◆ Requirements: Reproduce every entry exactly, without alteration.

Collection entries
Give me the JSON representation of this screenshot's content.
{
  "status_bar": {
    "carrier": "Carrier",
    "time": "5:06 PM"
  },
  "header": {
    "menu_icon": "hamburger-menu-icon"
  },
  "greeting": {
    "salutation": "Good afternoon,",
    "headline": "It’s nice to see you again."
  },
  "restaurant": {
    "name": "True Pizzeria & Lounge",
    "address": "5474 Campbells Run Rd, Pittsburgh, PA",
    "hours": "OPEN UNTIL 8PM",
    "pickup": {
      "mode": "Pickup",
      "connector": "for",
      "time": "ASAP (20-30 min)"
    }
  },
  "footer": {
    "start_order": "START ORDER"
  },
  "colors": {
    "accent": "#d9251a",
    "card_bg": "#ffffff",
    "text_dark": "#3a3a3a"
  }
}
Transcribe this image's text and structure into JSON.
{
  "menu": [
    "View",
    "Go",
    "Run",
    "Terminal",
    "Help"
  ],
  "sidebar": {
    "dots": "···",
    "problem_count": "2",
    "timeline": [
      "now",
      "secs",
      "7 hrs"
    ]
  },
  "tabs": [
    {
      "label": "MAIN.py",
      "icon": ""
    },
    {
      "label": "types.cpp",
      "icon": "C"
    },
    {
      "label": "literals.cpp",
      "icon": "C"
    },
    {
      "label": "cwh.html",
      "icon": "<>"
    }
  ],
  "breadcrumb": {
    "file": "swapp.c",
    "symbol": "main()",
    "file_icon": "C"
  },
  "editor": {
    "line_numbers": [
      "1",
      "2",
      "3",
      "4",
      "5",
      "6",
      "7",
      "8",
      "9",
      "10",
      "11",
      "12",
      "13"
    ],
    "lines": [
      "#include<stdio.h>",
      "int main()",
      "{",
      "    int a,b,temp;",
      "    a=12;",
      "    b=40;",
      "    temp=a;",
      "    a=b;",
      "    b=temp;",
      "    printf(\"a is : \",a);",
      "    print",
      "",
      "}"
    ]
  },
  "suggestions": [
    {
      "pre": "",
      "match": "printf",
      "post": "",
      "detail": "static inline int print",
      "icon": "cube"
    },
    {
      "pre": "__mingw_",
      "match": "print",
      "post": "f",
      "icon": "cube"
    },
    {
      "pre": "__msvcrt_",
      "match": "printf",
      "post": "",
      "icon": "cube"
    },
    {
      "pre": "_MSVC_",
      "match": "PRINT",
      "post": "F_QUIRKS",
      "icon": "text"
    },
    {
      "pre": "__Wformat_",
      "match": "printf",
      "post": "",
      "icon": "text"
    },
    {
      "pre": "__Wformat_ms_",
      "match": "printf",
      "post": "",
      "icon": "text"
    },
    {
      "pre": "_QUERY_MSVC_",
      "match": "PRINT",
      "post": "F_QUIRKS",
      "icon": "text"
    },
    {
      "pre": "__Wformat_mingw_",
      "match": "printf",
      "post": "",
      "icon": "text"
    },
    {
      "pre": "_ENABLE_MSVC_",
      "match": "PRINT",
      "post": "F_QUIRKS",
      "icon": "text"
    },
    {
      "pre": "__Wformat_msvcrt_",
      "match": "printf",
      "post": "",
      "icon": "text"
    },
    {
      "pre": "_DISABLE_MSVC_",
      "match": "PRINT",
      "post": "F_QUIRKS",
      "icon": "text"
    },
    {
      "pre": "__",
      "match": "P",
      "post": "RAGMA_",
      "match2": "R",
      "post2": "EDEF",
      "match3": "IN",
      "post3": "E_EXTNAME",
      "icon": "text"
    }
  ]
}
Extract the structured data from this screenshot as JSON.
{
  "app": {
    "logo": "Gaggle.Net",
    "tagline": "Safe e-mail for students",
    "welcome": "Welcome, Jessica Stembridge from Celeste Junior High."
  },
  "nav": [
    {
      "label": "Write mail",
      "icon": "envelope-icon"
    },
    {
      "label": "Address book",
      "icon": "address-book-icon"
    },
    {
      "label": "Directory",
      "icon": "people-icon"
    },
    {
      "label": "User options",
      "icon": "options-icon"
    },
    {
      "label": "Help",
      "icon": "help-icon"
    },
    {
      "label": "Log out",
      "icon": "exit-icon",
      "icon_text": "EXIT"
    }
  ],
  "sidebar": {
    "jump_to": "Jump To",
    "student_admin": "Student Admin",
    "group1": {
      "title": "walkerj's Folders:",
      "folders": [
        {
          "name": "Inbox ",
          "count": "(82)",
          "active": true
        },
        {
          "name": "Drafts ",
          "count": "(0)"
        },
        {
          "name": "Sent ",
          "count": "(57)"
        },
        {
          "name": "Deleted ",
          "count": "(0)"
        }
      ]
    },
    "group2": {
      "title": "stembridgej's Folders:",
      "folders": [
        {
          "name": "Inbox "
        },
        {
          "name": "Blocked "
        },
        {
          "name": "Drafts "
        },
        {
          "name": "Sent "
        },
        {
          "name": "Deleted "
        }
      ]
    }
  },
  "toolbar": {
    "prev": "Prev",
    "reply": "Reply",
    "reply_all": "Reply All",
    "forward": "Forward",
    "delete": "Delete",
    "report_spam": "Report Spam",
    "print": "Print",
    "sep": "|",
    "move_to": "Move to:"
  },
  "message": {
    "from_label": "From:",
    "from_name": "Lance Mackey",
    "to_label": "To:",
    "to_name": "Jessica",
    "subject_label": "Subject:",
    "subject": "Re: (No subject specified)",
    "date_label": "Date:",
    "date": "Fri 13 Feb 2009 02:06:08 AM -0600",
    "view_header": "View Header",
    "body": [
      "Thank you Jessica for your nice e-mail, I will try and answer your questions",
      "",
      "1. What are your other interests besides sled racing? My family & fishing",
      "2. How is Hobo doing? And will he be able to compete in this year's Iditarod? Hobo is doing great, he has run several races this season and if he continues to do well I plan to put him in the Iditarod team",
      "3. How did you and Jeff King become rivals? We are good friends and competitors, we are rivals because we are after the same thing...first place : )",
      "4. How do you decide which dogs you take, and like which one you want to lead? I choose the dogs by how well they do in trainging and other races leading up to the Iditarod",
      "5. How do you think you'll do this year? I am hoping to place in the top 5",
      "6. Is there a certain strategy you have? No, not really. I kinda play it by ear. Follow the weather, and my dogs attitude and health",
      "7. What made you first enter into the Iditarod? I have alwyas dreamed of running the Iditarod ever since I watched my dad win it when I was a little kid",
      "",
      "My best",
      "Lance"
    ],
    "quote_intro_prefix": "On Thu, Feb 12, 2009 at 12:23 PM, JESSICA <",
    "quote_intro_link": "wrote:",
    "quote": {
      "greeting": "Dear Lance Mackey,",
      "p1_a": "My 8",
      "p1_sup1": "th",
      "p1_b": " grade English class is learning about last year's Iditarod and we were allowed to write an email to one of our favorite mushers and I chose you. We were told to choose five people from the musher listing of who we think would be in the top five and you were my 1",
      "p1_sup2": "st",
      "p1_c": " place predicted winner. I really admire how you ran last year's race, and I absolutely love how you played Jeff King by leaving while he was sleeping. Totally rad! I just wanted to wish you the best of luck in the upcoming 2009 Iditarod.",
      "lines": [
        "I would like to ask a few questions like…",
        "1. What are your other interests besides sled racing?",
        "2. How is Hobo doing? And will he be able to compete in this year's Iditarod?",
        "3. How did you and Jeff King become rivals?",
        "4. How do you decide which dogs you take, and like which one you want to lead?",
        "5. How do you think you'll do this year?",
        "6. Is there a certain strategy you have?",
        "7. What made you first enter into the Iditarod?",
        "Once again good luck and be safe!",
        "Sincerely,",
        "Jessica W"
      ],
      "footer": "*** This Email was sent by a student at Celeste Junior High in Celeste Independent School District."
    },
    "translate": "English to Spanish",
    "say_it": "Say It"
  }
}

◆ Solved exercise:
Give me the JSON representation of this screenshot's content.
{
  "status_bar": {
    "carrier": "Carrier",
    "time": "5:06 PM"
  },
  "header": {
    "menu_icon": "hamburger-menu-icon"
  },
  "greeting": {
    "salutation": "Good afternoon,",
    "headline": "It’s nice to see you again."
  },
  "restaurant": {
    "name": "True Pizzeria & Lounge",
    "address": "5474 Campbells Run Rd, Pittsburgh, PA",
    "hours": "OPEN UNTIL 8PM",
    "pickup": {
      "mode": "Pickup",
      "connector": "for",
      "time": "ASAP (20-30 min)"
    }
  },
  "footer": {
    "start_order": "START ORDER"
  },
  "colors": {
    "accent": "#d9251a",
    "card_bg": "#ffffff",
    "text_dark": "#3a3a3a"
  }
}
Transcribe this image's text and structure into JSON.
{
  "menu": [
    "View",
    "Go",
    "Run",
    "Terminal",
    "Help"
  ],
  "sidebar": {
    "dots": "···",
    "problem_count": "2",
    "timeline": [
      "now",
      "secs",
      "7 hrs"
    ]
  },
  "tabs": [
    {
      "label": "MAIN.py",
      "icon": ""
    },
    {
      "label": "types.cpp",
      "icon": "C"
    },
    {
      "label": "literals.cpp",
      "icon": "C"
    },
    {
      "label": "cwh.html",
      "icon": "<>"
    }
  ],
  "breadcrumb": {
    "file": "swapp.c",
    "symbol": "main()",
    "file_icon": "C"
  },
  "editor": {
    "line_numbers": [
      "1",
      "2",
      "3",
      "4",
      "5",
      "6",
      "7",
      "8",
      "9",
      "10",
      "11",
      "12",
      "13"
    ],
    "lines": [
      "#include<stdio.h>",
      "int main()",
      "{",
      "    int a,b,temp;",
      "    a=12;",
      "    b=40;",
      "    temp=a;",
      "    a=b;",
      "    b=temp;",
      "    printf(\"a is : \",a);",
      "    print",
      "",
      "}"
    ]
  },
  "suggestions": [
    {
      "pre": "",
      "match": "printf",
      "post": "",
      "detail": "static inline int print",
      "icon": "cube"
    },
    {
      "pre": "__mingw_",
      "match": "print",
      "post": "f",
      "icon": "cube"
    },
    {
      "pre": "__msvcrt_",
      "match": "printf",
      "post": "",
      "icon": "cube"
    },
    {
      "pre": "_MSVC_",
      "match": "PRINT",
      "post": "F_QUIRKS",
      "icon": "text"
    },
    {
      "pre": "__Wformat_",
      "match": "printf",
      "post": "",
      "icon": "text"
    },
    {
      "pre": "__Wformat_ms_",
      "match": "printf",
      "post": "",
      "icon": "text"
    },
    {
      "pre": "_QUERY_MSVC_",
      "match": "PRINT",
      "post": "F_QUIRKS",
      "icon": "text"
    },
    {
      "pre": "__Wformat_mingw_",
      "match": "printf",
      "post": "",
      "icon": "text"
    },
    {
      "pre": "_ENABLE_MSVC_",
      "match": "PRINT",
      "post": "F_QUIRKS",
      "icon": "text"
    },
    {
      "pre": "__Wformat_msvcrt_",
      "match": "printf",
      "post": "",
      "icon": "text"
    },
    {
      "pre": "_DISABLE_MSVC_",
      "match": "PRINT",
      "post": "F_QUIRKS",
      "icon": "text"
    },
    {
      "pre": "__",
      "match": "P",
      "post": "RAGMA_",
      "match2": "R",
      "post2": "EDEF",
      "match3": "IN",
      "post3": "E_EXTNAME",
      "icon": "text"
    }
  ]
}
Extract the structured data from this screenshot as JSON.
{
  "app": {
    "logo": "Gaggle.Net",
    "tagline": "Safe e-mail for students",
    "welcome": "Welcome, Jessica Stembridge from Celeste Junior High."
  },
  "nav": [
    {
      "label": "Write mail",
      "icon": "envelope-icon"
    },
    {
      "label": "Address book",
      "icon": "address-book-icon"
    },
    {
      "label": "Directory",
      "icon": "people-icon"
    },
    {
      "label": "User options",
      "icon": "options-icon"
    },
    {
      "label": "Help",
      "icon": "help-icon"
    },
    {
      "label": "Log out",
      "icon": "exit-icon",
      "icon_text": "EXIT"
    }
  ],
  "sidebar": {
    "jump_to": "Jump To",
    "student_admin": "Student Admin",
    "group1": {
      "title": "walkerj's Folders:",
      "folders": [
        {
          "name": "Inbox ",
          "count": "(82)",
          "active": true
        },
        {
          "name": "Drafts ",
          "count": "(0)"
        },
        {
          "name": "Sent ",
          "count": "(57)"
        },
        {
          "name": "Deleted ",
          "count": "(0)"
        }
      ]
    },
    "group2": {
      "title": "stembridgej's Folders:",
      "folders": [
        {
          "name": "Inbox "
        },
        {
          "name": "Blocked "
        },
        {
          "name": "Drafts "
        },
        {
          "name": "Sent "
        },
        {
          "name": "Deleted "
        }
      ]
    }
  },
  "toolbar": {
    "prev": "Prev",
    "reply": "Reply",
    "reply_all": "Reply All",
    "forward": "Forward",
    "delete": "Delete",
    "report_spam": "Report Spam",
    "print": "Print",
    "sep": "|",
    "move_to": "Move to:"
  },
  "message": {
    "from_label": "From:",
    "from_name": "Lance Mackey",
    "to_label": "To:",
    "to_name": "Jessica",
    "subject_label": "Subject:",
    "subject": "Re: (No subject specified)",
    "date_label": "Date:",
    "date": "Fri 13 Feb 2009 02:06:08 AM -0600",
    "view_header": "View Header",
    "body": [
      "Thank you Jessica for your nice e-mail, I will try and answer your questions",
      "",
      "1. What are your other interests besides sled racing? My family & fishing",
      "2. How is Hobo doing? And will he be able to compete in this year's Iditarod? Hobo is doing great, he has run several races this season and if he continues to do well I plan to put him in the Iditarod team",
      "3. How did you and Jeff King become rivals? We are good friends and competitors, we are rivals because we are after the same thing...first place : )",
      "4. How do you decide which dogs you take, and like which one you want to lead? I choose the dogs by how well they do in trainging and other races leading up to the Iditarod",
      "5. How do you think you'll do this year? I am hoping to place in the top 5",
      "6. Is there a certain strategy you have? No, not really. I kinda play it by ear. Follow the weather, and my dogs attitude and health",
      "7. What made you first enter into the Iditarod? I have alwyas dreamed of running the Iditarod ever since I watched my dad win it when I was a little kid",
      "",
      "My best",
      "Lance"
    ],
    "quote_intro_prefix": "On Thu, Feb 12, 2009 at 12:23 PM, JESSICA <",
    "quote_intro_link": "wrote:",
    "quote": {
      "greeting": "Dear Lance Mackey,",
      "p1_a": "My 8",
      "p1_sup1": "th",
      "p1_b": " grade English class is learning about last year's Iditarod and we were allowed to write an email to one of our favorite mushers and I chose you. We were told to choose five people from the musher listing of who we think would be in the top five and you were my 1",
      "p1_sup2": "st",
      "p1_c": " place predicted winner. I really admire how you ran last year's race, and I absolutely love how you played Jeff King by leaving while he was sleeping. Totally rad! I just wanted to wish you the best of luck in the upcoming 2009 Iditarod.",
      "lines": [
        "I would like to ask a few questions like…",
        "1. What are your other interests besides sled racing?",
        "2. How is Hobo doing? And will he be able to compete in this year's Iditarod?",
        "3. How did you and Jeff King become rivals?",
        "4. How do you decide which dogs you take, and like which one you want to lead?",
        "5. How do you think you'll do this year?",
        "6. Is there a certain strategy you have?",
        "7. What made you first enter into the Iditarod?",
        "Once again good luck and be safe!",
        "Sincerely,",
        "Jessica W"
      ],
      "footer": "*** This Email was sent by a student at Celeste Junior High in Celeste Independent School District."
    },
    "translate": "English to Spanish",
    "say_it": "Say It"
  }
}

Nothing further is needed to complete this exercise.